**Exercise details:**
Copy each line of the entries that contains the word "tabletop".

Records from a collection
· · · · ·
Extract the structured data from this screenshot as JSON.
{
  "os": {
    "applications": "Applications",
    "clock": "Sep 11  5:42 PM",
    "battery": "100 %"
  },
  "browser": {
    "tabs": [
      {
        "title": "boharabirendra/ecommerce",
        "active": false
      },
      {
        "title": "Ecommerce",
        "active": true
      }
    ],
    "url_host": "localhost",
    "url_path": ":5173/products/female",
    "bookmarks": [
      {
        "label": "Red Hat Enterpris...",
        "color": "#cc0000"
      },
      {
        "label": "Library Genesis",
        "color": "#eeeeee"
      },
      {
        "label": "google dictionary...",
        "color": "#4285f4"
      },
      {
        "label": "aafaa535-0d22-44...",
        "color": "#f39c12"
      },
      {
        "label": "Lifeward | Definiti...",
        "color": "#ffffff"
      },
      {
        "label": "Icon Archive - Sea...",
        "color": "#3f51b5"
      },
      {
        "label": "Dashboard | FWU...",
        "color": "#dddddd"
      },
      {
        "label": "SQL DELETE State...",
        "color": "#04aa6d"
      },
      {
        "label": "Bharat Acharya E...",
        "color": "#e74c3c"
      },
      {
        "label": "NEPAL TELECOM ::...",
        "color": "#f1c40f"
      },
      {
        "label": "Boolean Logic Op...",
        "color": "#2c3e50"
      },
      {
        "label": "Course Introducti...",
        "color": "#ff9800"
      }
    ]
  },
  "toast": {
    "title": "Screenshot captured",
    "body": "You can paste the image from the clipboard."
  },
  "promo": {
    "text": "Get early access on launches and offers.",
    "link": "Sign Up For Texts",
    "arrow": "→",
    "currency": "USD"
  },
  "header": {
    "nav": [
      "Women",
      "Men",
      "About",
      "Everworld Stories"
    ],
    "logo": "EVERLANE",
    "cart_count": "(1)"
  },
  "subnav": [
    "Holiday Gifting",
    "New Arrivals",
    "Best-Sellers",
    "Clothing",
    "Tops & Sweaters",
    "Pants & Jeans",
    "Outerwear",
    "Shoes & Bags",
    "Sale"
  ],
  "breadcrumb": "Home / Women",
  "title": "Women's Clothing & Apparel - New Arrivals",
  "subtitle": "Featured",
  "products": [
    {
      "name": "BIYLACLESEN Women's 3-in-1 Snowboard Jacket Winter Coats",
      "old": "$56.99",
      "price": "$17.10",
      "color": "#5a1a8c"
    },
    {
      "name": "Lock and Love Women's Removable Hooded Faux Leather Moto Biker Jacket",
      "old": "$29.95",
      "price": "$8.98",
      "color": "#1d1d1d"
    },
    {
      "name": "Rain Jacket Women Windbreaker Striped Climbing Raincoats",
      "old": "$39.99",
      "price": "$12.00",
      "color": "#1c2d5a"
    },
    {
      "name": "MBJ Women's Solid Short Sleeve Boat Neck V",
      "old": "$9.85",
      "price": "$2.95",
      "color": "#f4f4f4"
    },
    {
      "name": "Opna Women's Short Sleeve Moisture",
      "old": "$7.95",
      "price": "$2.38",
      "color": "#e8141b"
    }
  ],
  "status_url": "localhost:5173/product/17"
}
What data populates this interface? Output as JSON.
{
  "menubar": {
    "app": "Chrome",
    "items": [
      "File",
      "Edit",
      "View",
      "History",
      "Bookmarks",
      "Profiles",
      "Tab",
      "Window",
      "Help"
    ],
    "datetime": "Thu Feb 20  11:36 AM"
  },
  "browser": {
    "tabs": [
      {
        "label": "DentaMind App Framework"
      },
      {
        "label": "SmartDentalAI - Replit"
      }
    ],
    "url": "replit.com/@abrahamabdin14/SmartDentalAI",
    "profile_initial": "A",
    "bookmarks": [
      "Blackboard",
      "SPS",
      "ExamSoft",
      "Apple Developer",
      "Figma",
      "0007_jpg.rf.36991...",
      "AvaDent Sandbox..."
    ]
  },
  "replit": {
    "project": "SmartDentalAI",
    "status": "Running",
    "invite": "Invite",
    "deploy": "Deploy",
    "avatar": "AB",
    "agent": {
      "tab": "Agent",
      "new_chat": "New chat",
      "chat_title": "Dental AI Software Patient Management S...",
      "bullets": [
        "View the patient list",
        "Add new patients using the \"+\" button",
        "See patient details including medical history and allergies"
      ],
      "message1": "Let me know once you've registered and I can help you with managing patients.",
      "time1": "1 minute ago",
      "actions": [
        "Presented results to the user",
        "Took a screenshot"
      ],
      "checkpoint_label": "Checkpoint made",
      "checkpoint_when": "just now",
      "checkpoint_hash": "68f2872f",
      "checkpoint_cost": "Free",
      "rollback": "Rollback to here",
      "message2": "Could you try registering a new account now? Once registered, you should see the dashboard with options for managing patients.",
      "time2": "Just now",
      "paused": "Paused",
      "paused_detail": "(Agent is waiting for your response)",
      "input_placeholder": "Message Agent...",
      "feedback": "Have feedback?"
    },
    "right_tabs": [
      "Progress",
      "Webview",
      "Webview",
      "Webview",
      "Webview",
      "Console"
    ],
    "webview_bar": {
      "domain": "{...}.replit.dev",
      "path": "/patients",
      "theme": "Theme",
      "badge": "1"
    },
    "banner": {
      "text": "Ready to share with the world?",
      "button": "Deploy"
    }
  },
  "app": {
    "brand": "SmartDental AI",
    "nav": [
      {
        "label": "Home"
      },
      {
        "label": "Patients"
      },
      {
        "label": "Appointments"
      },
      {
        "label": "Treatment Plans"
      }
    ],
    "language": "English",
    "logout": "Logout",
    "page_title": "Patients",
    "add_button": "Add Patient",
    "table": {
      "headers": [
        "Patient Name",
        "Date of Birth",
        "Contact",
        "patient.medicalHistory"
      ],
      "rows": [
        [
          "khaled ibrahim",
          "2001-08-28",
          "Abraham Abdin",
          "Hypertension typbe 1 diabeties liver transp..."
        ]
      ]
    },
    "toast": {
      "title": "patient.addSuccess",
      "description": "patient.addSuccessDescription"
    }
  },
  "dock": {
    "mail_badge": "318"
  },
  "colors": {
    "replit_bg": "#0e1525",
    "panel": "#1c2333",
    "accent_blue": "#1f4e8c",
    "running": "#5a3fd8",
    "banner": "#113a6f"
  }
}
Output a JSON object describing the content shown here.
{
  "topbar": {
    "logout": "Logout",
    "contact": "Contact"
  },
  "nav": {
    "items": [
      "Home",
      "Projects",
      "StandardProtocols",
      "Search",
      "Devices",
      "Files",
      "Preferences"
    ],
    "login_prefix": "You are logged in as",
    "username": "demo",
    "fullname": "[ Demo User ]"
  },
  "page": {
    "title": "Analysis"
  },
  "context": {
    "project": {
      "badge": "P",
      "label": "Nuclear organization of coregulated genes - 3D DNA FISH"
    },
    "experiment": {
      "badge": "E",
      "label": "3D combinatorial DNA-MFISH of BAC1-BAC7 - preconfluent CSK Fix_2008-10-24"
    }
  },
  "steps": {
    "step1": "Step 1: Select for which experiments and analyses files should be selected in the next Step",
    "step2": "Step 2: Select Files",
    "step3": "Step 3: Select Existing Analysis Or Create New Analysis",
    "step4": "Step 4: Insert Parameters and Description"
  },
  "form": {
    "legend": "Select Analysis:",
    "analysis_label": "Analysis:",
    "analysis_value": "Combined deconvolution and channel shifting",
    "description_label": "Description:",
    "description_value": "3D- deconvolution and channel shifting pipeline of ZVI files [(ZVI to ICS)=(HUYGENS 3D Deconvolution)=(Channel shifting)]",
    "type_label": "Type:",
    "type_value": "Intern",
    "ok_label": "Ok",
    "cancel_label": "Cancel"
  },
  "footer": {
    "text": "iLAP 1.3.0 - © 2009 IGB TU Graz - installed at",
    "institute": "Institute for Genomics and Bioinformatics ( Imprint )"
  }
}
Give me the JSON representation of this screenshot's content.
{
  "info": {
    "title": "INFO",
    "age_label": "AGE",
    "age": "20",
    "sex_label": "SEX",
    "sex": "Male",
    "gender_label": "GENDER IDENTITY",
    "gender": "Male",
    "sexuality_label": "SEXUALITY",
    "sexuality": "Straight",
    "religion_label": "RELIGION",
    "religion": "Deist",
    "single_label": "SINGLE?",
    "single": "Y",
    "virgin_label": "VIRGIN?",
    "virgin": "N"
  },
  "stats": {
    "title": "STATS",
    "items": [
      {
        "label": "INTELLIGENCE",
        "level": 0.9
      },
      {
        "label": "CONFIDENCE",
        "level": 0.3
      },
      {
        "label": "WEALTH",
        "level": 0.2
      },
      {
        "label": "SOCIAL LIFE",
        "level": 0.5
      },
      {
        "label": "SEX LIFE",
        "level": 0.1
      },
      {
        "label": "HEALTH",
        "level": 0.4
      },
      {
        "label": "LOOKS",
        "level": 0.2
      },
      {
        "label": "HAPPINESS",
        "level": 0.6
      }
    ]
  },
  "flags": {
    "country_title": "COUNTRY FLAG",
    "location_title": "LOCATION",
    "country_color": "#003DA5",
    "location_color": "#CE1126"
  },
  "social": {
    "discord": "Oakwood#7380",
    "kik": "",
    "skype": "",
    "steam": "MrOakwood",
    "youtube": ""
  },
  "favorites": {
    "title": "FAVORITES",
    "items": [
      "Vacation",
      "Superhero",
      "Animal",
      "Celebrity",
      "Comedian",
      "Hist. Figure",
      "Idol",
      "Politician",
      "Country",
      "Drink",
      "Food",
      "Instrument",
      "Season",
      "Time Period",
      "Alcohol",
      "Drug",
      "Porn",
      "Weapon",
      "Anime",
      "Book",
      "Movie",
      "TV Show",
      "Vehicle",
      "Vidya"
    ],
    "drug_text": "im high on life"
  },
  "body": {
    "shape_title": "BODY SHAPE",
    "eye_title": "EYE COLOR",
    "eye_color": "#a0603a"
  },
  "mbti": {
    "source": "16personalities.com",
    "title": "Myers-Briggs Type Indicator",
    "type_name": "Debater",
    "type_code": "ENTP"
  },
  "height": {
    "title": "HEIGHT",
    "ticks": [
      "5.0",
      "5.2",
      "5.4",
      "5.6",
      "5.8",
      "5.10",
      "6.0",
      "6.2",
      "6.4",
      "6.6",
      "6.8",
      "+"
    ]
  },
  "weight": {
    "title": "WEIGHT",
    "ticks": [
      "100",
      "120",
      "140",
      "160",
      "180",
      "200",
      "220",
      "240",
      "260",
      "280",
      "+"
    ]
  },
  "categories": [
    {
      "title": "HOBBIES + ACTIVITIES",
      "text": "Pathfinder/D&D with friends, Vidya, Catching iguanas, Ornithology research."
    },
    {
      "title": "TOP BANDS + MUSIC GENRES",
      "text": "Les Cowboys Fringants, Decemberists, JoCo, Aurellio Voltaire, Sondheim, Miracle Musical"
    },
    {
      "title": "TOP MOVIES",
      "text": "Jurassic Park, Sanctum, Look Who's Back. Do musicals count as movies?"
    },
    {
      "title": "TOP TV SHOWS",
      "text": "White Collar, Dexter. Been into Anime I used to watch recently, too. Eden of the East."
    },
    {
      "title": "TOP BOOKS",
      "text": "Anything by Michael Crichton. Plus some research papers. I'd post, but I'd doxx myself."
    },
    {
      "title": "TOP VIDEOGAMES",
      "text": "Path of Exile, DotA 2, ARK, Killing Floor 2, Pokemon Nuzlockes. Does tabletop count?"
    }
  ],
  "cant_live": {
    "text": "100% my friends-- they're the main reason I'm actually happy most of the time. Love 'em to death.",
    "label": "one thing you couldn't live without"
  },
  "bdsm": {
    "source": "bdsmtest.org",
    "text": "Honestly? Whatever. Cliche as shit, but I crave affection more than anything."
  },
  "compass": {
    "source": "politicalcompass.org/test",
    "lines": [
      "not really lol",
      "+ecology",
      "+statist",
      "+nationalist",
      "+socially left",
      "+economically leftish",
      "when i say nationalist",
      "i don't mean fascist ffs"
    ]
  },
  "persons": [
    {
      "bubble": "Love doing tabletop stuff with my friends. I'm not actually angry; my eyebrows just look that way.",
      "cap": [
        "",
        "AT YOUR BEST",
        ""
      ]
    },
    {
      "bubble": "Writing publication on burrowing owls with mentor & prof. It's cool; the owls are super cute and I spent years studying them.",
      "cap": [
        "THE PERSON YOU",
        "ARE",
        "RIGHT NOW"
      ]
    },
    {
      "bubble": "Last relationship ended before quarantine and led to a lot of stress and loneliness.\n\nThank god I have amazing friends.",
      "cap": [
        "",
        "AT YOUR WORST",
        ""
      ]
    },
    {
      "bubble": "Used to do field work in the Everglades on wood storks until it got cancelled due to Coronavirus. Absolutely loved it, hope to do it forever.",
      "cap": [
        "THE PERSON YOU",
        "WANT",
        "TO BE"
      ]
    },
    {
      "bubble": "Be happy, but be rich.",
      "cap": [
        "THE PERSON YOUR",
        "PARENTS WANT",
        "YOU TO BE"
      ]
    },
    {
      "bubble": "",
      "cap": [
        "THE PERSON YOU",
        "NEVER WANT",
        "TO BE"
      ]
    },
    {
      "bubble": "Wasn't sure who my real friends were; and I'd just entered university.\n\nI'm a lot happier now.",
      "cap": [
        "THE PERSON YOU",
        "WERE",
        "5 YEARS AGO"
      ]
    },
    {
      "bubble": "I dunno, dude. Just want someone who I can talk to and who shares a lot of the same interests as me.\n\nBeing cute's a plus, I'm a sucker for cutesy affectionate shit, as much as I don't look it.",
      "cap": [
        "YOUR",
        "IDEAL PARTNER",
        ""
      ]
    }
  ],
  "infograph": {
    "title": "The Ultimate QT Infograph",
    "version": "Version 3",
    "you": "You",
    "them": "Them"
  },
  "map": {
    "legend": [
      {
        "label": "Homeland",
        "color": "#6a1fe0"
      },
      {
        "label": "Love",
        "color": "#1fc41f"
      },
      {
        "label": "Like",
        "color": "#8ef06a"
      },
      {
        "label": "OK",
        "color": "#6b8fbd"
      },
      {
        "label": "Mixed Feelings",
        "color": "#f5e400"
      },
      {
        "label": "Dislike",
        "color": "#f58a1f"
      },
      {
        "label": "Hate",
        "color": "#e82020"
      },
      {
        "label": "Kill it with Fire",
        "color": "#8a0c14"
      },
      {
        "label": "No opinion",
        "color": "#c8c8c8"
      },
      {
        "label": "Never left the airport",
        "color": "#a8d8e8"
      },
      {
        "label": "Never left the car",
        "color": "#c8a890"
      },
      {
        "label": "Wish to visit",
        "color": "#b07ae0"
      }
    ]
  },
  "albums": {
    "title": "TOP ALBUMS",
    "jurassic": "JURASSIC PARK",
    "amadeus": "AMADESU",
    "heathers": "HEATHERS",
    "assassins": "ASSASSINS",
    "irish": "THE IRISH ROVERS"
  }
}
· · · · ·
**Expected answer:**
      "text": "Path of Exile, DotA 2, ARK, Killing Floor 2, Pokemon Nuzlockes. Does tabletop count?"
      "bubble": "Love doing tabletop stuff with my friends. I'm not actually angry; my eyebrows just look that way.",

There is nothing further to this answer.